Excerpted passage:
— BEGIN —
Should we be unable to maintain a reasonable balance of maturities and repricing of our interest-earning assets and our interest-bearing liabilities, we could be required to dispose of our assets in an unfavorable manner or pay a higher than market rate to fund our activities. Our asset liability committees oversee and monitor this risk.
Liquidity
Liquidity is our ability to meet cash demands as they arise. Such needs can develop from loan demand, deposit withdrawals or acquisition opportunities. Potential obligations resulting from the issuance of standby letters of credit and commitments to fund future borrowings to our loan customers are other factors affecting our liquidity needs. Many of these obligations and commitments are expected to expire without being drawn upon; therefore the total commitment amounts do not necessarily represent future cash requirements affecting our liquidity position. The potential need for liquidity arising from these types of financial instruments is represented by the contractual notional amount of the instrument. Asset liquidity is provided by cash and assets which are readily marketable or which will mature in the near future. Liquid assets include cash, federal funds sold, and short-term investments in time deposits in banks. Liquidity is also provided by access to funding sources, which include core depositors and correspondent banks that maintain accounts with and sell federal funds to our subsidiary banks. Other sources of funds include our ability to borrow from short-term sources, such as purchasing federal funds from correspondents and sales of securities under agreements to repurchase, which amounted to $176.7 million at June 30, 2009, and an unfunded $50.0 million line of credit established with a nonaffiliated bank which matures on December 31, 2009. First Financial Bank, N. A., Abilene also has federal funds purchased lines of credit with two non-affiliated banks totaling $60.0 million.
— END —
What you need to do:
a) According to the liquidity passage, on what date does the unfunded $50.0 million line of credit with a nonaffiliated bank mature?
b) List the liquid assets that the liquidity passage names.
c) Extend the liquidity passage beyond its last sentence.

Records:
— BEGIN —
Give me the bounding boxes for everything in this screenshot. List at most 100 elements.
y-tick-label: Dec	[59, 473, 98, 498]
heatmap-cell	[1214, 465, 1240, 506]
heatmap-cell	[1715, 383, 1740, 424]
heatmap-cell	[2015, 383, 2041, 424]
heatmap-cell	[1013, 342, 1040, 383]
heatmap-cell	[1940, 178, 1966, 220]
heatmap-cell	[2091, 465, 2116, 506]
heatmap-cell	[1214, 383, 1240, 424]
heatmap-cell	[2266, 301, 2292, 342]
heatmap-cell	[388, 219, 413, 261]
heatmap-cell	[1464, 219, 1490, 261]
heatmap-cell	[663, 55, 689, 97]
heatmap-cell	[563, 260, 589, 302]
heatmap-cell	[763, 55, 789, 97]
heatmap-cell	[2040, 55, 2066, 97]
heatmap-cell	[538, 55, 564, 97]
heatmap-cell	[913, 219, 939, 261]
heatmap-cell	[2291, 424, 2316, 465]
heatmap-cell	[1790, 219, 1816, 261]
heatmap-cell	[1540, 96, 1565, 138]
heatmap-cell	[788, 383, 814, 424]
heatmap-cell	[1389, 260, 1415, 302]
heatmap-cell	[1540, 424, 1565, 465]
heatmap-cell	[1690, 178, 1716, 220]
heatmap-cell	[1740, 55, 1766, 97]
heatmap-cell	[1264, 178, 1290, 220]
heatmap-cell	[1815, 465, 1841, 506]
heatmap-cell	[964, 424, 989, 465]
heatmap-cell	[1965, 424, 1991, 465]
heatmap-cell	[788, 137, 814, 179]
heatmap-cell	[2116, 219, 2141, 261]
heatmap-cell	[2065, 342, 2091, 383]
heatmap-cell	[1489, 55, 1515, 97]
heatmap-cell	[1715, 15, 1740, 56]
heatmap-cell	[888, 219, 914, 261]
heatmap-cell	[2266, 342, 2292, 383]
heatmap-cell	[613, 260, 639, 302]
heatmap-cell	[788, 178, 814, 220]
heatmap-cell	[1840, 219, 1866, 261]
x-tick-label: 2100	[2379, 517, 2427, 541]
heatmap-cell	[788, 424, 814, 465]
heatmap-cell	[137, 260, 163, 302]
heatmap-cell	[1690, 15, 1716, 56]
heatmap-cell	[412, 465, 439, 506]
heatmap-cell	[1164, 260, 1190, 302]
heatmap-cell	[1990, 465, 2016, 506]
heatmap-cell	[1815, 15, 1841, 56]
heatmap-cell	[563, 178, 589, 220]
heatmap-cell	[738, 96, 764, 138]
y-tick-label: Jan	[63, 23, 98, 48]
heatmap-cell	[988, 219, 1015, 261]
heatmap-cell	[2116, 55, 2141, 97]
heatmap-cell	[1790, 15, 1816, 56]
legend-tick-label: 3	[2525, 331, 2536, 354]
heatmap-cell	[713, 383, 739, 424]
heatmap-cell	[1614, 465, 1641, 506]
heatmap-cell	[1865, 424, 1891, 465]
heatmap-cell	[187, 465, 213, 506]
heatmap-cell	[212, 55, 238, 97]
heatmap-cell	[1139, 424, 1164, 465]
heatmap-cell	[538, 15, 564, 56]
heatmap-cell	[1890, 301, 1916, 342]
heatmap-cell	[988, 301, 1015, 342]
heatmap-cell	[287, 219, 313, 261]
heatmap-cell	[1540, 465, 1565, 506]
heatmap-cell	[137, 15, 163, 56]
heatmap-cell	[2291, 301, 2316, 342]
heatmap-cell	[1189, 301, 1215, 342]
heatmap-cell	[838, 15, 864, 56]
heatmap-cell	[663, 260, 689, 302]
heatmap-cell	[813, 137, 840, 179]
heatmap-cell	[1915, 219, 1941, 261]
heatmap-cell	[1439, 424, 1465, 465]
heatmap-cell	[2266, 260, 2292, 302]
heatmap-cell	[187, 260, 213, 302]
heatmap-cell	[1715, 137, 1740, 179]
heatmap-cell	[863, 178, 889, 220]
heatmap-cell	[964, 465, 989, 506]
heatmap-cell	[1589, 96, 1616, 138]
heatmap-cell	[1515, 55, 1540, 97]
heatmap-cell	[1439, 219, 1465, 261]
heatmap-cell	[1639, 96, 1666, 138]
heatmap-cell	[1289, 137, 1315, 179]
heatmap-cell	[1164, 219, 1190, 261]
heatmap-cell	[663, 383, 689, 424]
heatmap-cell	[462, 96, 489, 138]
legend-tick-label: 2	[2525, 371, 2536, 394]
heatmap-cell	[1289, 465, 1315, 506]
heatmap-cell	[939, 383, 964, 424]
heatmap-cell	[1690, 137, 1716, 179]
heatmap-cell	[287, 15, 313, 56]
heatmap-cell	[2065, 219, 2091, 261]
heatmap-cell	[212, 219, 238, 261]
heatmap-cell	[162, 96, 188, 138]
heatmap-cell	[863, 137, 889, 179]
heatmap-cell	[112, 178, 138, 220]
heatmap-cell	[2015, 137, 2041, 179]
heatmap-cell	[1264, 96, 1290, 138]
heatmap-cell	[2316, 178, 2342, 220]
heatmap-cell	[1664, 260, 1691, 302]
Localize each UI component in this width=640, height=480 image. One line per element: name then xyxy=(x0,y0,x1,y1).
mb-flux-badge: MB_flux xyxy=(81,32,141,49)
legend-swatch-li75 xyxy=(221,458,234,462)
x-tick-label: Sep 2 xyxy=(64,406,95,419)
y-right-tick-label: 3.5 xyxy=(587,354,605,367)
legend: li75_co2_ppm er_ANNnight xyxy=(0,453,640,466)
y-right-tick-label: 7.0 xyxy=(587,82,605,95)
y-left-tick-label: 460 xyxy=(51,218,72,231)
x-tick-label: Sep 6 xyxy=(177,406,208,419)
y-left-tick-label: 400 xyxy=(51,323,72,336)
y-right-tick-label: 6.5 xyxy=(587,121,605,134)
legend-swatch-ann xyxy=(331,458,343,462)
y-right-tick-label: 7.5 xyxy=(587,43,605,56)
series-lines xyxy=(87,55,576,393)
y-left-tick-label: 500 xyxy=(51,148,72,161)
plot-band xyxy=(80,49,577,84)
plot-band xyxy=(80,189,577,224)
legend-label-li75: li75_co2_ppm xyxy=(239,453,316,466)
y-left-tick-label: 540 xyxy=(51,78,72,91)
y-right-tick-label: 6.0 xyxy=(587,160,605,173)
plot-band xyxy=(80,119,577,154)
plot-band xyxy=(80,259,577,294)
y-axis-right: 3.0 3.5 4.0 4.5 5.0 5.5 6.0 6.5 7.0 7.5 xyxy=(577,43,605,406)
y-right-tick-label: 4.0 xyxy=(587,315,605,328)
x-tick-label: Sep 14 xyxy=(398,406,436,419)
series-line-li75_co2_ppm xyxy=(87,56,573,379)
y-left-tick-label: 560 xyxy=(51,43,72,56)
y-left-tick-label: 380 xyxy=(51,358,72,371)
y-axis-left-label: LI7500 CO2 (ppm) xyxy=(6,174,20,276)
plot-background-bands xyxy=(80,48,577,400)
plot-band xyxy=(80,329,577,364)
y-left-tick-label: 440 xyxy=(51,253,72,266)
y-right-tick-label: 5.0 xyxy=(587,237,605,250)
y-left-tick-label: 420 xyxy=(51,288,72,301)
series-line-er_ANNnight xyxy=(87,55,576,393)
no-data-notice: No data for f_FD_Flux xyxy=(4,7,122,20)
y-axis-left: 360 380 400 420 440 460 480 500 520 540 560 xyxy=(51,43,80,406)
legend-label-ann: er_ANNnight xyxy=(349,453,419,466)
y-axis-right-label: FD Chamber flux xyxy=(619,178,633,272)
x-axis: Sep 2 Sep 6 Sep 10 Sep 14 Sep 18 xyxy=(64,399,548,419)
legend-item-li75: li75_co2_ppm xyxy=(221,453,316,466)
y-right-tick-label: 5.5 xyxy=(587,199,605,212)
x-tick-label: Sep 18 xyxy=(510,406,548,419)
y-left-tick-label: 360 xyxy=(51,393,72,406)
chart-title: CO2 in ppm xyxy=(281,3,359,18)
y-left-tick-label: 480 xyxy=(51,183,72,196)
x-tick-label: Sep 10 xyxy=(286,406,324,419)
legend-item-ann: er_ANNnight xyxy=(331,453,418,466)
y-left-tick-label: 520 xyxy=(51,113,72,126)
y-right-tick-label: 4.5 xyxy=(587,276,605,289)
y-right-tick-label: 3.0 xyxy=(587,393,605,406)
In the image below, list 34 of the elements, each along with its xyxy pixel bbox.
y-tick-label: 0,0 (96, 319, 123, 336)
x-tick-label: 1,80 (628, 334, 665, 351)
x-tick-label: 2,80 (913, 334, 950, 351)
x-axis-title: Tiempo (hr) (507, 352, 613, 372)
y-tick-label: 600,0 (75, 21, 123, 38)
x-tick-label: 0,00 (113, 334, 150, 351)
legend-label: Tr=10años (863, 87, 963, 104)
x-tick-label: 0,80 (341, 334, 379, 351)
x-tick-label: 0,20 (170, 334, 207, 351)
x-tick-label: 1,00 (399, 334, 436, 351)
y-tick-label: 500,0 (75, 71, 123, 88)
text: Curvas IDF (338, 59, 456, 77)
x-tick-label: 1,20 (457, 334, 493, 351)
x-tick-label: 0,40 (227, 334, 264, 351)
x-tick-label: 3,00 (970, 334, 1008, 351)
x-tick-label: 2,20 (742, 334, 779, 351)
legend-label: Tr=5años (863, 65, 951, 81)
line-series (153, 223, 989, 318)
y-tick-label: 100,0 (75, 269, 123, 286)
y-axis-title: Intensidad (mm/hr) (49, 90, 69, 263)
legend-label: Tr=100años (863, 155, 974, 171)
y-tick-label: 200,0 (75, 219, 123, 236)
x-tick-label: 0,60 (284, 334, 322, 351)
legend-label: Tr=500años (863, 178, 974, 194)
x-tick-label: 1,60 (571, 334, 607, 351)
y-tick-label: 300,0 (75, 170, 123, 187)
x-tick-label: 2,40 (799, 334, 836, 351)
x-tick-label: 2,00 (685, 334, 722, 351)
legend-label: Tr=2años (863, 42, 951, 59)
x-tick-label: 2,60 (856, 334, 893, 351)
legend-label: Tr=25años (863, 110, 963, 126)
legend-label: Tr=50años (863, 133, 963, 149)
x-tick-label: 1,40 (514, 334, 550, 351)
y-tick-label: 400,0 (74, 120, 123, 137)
— END —
Written answers:
a) December 31, 2009.

b)
- Cash
- Federal funds sold
- Short-term investments in time deposits in banks

c)
On December 19, 2008, we renewed our loan agreement, effective December 31, 2008, with The Frost National Bank. Under the loan agreement, as renewed and amended, we are permitted to draw up to $50.0 million on a revolving line of credit. Prior to December 31, 2009, interest is paid quarterly at Wall Street Journal Prime and the line of credit matures December 31, 2009. If a balance exists at December 31, 2009, the principal balance converts to a term facility payable quarterly over five years and interest is paid quarterly at our election at Wall Street Journal Prime plus 50 basis points or LIBOR plus 250 basis points. The line of credit is unsecured for an outstanding balance less than or equal to $25.0 million and secured by the stock of a subsidiary bank should the balance exceed $25.0 million. Among other provisions in the credit agreement, we must satisfy certain financial covenants during the term of the loan agreement, including, without limitation, covenants that require us to maintain certain capital, tangible net worth, loan loss reserve, non-performing asset and cash flow coverage ratio. In addition, the credit agreement contains certain operational covenants, that among others, restricts the payment of dividends above 55% of consolidated net income, limits the incurrence of debt (excluding any amounts acquired in an acquisition) and prohibits the disposal of assets except in the ordinary course of business. Effective June 30, 2009, the loan agreement was amended to change the definition of net income to add back the FDIC special assessment for 2009 as it relates to the calculation of return on equity, return on assets and dividends. Since 1995, we have historically declared dividends as a percentage of our consolidated net income in a range of 37% (low) in 1995 to 53% (high) in 2003 and 2006. There was no outstanding balance under the line of credit as of June 30, 2009, or December 31, 2008.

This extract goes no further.